**What this task involves:** Type out every line below exactly as it reads.
▼
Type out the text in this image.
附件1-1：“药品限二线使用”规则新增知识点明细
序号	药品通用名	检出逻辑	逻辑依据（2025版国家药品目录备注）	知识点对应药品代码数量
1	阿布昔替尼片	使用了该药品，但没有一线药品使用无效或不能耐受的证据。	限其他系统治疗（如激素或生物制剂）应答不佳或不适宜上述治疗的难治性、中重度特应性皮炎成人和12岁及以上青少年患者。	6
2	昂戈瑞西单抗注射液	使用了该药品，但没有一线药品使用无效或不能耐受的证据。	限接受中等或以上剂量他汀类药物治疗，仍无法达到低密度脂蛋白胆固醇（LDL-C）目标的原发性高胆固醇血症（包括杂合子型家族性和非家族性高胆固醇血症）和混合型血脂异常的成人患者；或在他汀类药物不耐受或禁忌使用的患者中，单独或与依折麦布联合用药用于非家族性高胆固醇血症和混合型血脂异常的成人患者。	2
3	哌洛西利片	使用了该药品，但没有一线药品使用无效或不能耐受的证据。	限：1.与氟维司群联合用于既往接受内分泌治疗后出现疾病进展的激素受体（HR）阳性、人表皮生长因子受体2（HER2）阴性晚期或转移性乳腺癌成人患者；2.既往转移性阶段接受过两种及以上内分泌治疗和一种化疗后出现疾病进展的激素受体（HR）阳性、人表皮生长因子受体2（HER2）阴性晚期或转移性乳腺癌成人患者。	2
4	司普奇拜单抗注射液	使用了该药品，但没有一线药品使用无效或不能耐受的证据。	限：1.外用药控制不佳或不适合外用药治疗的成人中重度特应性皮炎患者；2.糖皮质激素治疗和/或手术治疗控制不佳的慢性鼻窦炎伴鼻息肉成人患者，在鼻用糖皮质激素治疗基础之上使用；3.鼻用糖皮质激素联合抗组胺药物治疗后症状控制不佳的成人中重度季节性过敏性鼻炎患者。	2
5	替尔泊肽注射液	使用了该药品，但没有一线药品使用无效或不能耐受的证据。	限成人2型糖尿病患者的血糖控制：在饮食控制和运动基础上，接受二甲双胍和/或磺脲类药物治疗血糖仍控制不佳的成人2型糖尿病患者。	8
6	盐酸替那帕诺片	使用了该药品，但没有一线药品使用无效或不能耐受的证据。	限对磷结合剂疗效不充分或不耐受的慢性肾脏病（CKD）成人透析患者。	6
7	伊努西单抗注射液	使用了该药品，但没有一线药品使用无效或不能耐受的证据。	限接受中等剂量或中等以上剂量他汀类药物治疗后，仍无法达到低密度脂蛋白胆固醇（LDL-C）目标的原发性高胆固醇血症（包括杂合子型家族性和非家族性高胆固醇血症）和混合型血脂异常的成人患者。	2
▲
**Response to the task:**
Type out the text in this image.
附件1-1：“药品限二线使用”规则新增知识点明细
序号	药品通用名	检出逻辑	逻辑依据（2025版国家药品目录备注）	知识点对应药品代码数量
1	阿布昔替尼片	使用了该药品，但没有一线药品使用无效或不能耐受的证据。	限其他系统治疗（如激素或生物制剂）应答不佳或不适宜上述治疗的难治性、中重度特应性皮炎成人和12岁及以上青少年患者。	6
2	昂戈瑞西单抗注射液	使用了该药品，但没有一线药品使用无效或不能耐受的证据。	限接受中等或以上剂量他汀类药物治疗，仍无法达到低密度脂蛋白胆固醇（LDL-C）目标的原发性高胆固醇血症（包括杂合子型家族性和非家族性高胆固醇血症）和混合型血脂异常的成人患者；或在他汀类药物不耐受或禁忌使用的患者中，单独或与依折麦布联合用药用于非家族性高胆固醇血症和混合型血脂异常的成人患者。	2
3	哌洛西利片	使用了该药品，但没有一线药品使用无效或不能耐受的证据。	限：1.与氟维司群联合用于既往接受内分泌治疗后出现疾病进展的激素受体（HR）阳性、人表皮生长因子受体2（HER2）阴性晚期或转移性乳腺癌成人患者；2.既往转移性阶段接受过两种及以上内分泌治疗和一种化疗后出现疾病进展的激素受体（HR）阳性、人表皮生长因子受体2（HER2）阴性晚期或转移性乳腺癌成人患者。	2
4	司普奇拜单抗注射液	使用了该药品，但没有一线药品使用无效或不能耐受的证据。	限：1.外用药控制不佳或不适合外用药治疗的成人中重度特应性皮炎患者；2.糖皮质激素治疗和/或手术治疗控制不佳的慢性鼻窦炎伴鼻息肉成人患者，在鼻用糖皮质激素治疗基础之上使用；3.鼻用糖皮质激素联合抗组胺药物治疗后症状控制不佳的成人中重度季节性过敏性鼻炎患者。	2
5	替尔泊肽注射液	使用了该药品，但没有一线药品使用无效或不能耐受的证据。	限成人2型糖尿病患者的血糖控制：在饮食控制和运动基础上，接受二甲双胍和/或磺脲类药物治疗血糖仍控制不佳的成人2型糖尿病患者。	8
6	盐酸替那帕诺片	使用了该药品，但没有一线药品使用无效或不能耐受的证据。	限对磷结合剂疗效不充分或不耐受的慢性肾脏病（CKD）成人透析患者。	6
7	伊努西单抗注射液	使用了该药品，但没有一线药品使用无效或不能耐受的证据。	限接受中等剂量或中等以上剂量他汀类药物治疗后，仍无法达到低密度脂蛋白胆固醇（LDL-C）目标的原发性高胆固醇血症（包括杂合子型家族性和非家族性高胆固醇血症）和混合型血脂异常的成人患者。	2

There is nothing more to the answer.